» TEXT PASSAGE:
▶
Work/life/family has always been a difficult balance and nobody can have enough time for everything. When women say they want it all , that always rings of a bit of obsession with high achieving. Life isn’t like getting all A’s in school however.
The other part about “having it all” is “all” is defined by a glossy, pop image of what a generic person should based on a certain set of norms. If you have a reasonable understanding of “all” based on your true emotional, physical , etc needs then “all” is possible although unique to you.
Maybe she should have thought more about what she wants, or taken time for self-discovery, to know what she wants.
This remark may be unpopular, but the whole “I let feminism ruin my life!” argument irks me enough to make me brutal.
I just Googled her image. She is absolutely butt-ugly and clearly was in her younger days as well. Yes, Zoe, it’s true–only attractive women can get away with not kissing male butt and still score the husband-and-traditional-little-fambly-package from the kind of men who want to provide that. That kind of man either wants a submissive wife or a beautiful one (preferably both, of course, but that’s really hard to find unless he decides to go the mail-order bride route), and you clearly weren’t either.
There are plenty of men out there who don’t demand submissive-or-beautiful, but they also aren’t the types to coddle you into a suburban love nest filled with poopy little angels all your very own. And you’ve turned them all off you by this little rant, trust me now!…so you’re right, you really ARE probably going to be alone.
So, it never occurred to her that it is actually legal to be married and be a playwright at the same time? Or, god forbid, a parent and a playwright? Find another excuse, Zoe.
◀
» WHAT YOU ARE ASKED TO DO:
Copy the text again, putting "juggling act" in place of "balance". Begin at the words "Work/life/family has always" and stop after "in school however.". Work only from the text above, not from outside knowledge.

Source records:
▶
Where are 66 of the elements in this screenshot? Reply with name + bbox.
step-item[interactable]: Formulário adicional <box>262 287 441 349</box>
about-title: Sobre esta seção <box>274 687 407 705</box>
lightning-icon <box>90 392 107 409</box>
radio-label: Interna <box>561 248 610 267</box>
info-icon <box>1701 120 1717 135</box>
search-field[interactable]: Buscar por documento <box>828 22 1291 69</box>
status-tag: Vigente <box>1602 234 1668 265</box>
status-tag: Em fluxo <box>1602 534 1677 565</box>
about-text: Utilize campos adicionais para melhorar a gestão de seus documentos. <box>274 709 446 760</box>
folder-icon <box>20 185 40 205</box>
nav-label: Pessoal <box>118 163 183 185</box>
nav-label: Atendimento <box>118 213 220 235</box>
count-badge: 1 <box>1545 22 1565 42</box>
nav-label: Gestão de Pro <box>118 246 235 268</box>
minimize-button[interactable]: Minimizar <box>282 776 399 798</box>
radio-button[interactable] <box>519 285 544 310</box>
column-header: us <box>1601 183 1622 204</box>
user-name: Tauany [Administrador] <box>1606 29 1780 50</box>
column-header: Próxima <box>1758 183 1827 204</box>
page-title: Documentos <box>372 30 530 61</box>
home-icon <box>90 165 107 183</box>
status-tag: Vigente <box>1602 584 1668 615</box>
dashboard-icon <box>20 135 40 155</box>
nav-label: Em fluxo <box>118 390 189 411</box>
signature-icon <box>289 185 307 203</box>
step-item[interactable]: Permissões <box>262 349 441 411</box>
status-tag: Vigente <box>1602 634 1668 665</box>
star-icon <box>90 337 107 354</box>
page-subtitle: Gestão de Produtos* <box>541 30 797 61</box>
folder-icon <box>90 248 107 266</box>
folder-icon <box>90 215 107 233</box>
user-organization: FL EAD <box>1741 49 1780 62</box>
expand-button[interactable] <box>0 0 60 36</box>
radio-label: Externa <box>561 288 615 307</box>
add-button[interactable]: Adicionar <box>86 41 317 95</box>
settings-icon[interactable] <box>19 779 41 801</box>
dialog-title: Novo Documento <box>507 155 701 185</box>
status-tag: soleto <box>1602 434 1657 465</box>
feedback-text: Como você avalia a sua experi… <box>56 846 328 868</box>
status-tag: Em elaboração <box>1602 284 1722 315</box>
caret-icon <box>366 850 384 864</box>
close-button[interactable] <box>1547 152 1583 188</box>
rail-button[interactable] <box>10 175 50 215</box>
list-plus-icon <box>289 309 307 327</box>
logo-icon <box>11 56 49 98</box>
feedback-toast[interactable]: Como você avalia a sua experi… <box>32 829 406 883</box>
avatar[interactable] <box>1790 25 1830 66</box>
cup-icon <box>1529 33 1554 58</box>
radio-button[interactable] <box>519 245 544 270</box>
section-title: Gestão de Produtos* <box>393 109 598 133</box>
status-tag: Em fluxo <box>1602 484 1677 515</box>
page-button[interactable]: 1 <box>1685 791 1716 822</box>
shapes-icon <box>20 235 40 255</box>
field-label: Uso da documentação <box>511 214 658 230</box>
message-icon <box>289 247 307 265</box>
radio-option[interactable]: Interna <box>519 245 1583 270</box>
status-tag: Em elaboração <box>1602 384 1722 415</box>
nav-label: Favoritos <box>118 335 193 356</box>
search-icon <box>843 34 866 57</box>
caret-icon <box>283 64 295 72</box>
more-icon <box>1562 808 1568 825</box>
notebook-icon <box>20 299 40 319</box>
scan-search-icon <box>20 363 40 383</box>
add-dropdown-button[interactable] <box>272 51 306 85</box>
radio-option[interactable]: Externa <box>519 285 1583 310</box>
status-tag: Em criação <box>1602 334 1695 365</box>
◀
» RESULT OF THE TASK:
Work/life/family has always been a difficult juggling act and nobody can have enough time for everything. When women say they want it all , that always rings of a bit of obsession with high achieving. Life isn’t like getting all A’s in school however.